__GIVEN TASK__
Wherever a line holds the string "JSON", copy that line.

__LISTED RECORDS__
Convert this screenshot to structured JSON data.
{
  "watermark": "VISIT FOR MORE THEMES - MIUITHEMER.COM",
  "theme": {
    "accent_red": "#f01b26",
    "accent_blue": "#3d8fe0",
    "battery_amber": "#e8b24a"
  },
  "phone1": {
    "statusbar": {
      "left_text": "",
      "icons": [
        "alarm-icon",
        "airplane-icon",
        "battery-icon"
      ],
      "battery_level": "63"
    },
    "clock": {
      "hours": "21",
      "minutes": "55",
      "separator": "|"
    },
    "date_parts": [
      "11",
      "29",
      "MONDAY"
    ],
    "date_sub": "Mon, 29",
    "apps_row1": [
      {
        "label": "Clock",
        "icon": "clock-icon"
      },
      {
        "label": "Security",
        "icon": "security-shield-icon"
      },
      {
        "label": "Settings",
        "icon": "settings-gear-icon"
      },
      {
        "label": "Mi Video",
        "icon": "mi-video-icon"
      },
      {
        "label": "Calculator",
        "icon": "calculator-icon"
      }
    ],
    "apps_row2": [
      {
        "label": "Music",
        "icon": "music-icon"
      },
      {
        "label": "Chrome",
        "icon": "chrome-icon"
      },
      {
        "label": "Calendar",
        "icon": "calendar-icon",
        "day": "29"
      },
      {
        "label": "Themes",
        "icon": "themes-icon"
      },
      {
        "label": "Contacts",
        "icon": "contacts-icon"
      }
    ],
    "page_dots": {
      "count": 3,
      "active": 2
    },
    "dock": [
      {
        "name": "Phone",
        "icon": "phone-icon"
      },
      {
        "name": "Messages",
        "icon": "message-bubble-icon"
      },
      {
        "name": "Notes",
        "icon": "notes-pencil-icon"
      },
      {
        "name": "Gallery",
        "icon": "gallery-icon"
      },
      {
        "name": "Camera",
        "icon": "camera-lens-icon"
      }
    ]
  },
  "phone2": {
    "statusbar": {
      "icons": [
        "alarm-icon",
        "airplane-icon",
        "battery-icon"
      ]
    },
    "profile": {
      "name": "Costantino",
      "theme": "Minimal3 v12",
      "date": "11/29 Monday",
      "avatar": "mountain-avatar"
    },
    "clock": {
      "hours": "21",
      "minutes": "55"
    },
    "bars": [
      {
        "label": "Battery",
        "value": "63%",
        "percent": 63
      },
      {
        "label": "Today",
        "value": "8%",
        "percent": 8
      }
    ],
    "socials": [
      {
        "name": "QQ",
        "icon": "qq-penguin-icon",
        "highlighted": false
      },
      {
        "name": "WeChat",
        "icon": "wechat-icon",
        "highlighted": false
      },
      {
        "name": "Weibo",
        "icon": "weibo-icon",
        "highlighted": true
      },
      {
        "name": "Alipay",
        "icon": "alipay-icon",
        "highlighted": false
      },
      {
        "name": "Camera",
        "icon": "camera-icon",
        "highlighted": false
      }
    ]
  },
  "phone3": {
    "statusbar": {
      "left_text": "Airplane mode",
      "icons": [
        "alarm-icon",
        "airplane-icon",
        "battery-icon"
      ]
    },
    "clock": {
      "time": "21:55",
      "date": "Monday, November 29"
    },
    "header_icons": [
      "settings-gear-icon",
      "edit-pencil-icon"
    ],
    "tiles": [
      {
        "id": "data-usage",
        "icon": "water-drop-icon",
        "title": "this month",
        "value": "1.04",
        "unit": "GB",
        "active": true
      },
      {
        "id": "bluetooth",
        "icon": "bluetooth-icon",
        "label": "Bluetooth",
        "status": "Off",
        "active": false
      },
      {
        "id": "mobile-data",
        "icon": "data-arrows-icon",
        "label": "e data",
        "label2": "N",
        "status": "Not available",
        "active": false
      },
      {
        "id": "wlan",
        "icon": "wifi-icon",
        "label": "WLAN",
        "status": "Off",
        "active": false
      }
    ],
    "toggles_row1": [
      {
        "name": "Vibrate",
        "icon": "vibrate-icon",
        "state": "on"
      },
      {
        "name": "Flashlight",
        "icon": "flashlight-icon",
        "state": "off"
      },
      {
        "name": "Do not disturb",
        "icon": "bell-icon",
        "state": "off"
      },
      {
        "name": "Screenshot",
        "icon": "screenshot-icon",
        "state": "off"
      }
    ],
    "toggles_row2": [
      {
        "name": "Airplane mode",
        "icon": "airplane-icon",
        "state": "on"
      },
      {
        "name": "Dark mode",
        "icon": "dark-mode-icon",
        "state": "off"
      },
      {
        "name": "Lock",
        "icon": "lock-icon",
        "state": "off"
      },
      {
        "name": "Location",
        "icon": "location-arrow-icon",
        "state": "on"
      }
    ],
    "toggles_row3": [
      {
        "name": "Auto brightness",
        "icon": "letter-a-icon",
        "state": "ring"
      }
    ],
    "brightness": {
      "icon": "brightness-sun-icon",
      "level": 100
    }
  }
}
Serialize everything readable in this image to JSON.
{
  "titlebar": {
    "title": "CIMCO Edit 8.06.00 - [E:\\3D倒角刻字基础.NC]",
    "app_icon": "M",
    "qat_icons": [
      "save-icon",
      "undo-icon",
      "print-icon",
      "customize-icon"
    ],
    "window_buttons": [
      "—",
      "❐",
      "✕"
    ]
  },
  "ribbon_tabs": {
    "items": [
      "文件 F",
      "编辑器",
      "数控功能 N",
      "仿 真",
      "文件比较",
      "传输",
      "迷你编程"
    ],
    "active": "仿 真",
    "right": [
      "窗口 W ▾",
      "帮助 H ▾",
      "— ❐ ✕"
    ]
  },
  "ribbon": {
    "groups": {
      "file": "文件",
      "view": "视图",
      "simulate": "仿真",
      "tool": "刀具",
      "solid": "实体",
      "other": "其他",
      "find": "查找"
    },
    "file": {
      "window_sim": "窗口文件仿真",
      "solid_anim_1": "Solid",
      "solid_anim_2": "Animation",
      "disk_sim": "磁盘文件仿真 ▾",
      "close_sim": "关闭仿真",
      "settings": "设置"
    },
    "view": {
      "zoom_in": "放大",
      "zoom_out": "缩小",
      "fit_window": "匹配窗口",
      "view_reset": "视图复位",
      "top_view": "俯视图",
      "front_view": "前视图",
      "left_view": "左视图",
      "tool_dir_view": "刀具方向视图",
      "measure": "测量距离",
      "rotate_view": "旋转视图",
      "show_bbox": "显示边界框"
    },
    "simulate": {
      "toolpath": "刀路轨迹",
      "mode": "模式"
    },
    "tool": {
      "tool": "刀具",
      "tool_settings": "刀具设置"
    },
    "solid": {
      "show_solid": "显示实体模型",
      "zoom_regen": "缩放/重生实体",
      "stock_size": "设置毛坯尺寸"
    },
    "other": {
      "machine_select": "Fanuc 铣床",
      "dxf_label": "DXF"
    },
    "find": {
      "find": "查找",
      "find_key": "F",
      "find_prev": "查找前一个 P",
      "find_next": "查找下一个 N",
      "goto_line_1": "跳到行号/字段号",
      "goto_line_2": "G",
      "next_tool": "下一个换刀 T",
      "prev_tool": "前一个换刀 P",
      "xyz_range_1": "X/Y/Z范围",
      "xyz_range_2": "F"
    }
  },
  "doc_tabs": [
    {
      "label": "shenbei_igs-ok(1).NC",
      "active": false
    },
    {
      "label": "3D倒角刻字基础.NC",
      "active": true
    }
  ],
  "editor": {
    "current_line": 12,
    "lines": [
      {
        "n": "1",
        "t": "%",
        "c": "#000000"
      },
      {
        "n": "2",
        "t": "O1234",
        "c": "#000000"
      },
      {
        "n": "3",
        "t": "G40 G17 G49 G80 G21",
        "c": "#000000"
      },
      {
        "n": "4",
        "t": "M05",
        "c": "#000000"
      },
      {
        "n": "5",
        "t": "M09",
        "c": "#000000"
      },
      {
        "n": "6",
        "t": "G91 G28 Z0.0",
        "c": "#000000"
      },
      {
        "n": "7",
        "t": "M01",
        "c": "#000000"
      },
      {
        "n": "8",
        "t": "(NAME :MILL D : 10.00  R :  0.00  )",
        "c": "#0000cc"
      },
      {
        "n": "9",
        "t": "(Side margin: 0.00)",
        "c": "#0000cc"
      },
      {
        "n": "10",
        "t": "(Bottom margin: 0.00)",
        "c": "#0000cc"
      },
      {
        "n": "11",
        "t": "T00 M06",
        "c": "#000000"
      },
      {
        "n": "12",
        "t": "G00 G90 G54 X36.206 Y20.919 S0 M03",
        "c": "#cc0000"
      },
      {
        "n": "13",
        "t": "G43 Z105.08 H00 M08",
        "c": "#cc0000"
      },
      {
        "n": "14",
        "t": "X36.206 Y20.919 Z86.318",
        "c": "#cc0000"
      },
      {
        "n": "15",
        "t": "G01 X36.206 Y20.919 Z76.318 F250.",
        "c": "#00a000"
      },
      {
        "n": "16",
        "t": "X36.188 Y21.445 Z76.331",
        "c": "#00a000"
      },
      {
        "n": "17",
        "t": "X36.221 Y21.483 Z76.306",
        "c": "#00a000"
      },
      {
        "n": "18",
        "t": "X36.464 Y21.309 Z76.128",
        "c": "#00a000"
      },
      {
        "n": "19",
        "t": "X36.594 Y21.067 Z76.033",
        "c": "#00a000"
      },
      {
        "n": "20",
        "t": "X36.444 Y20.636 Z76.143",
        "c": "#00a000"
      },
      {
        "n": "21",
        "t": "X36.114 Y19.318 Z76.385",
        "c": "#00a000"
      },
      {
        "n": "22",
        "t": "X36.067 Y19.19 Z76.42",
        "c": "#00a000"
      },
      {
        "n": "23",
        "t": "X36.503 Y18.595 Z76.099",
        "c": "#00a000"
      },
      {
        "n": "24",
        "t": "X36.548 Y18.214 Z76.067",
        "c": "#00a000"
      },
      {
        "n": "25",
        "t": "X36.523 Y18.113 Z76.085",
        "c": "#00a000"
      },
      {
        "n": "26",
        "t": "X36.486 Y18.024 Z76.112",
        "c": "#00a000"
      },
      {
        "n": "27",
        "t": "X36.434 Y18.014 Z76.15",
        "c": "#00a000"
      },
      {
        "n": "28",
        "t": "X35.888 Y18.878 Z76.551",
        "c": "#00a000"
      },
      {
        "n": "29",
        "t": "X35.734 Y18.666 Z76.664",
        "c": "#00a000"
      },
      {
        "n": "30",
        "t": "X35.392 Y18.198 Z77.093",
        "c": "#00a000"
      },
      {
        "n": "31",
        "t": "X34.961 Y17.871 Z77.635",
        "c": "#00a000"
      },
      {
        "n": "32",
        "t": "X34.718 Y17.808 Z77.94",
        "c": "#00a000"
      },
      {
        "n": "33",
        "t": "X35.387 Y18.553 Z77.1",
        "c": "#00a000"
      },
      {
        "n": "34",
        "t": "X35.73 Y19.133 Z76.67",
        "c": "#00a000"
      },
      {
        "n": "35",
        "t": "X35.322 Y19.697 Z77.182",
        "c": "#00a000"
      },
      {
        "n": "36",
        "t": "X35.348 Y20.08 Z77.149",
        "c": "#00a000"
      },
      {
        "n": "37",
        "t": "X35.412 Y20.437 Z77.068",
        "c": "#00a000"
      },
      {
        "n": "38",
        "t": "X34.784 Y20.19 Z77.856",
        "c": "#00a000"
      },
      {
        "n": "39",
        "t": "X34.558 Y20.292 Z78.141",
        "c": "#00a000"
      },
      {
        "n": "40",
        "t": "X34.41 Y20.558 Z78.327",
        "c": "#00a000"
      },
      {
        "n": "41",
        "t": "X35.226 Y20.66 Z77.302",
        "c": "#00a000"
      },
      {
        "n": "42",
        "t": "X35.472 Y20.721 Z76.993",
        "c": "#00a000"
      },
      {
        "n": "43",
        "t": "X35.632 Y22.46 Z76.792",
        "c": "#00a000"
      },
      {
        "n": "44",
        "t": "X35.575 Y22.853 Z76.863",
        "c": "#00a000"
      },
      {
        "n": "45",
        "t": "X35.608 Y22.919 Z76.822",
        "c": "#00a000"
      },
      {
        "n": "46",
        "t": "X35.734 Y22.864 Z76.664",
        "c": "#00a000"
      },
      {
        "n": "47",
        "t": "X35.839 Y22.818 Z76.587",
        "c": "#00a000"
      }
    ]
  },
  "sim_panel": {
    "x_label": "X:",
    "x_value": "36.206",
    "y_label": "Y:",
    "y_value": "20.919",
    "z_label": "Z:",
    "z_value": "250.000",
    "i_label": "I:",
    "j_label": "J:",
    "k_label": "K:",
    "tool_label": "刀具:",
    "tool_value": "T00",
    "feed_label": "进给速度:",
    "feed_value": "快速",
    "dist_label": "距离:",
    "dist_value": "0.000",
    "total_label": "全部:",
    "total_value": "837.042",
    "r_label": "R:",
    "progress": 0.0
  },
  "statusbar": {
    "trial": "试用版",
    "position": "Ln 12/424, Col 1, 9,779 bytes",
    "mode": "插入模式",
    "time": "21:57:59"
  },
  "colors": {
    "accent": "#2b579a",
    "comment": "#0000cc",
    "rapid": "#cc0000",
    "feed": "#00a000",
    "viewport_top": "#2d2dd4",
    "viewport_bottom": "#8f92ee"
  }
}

__RIGHT ANSWER__
Convert this screenshot to structured JSON data.
Serialize everything readable in this image to JSON.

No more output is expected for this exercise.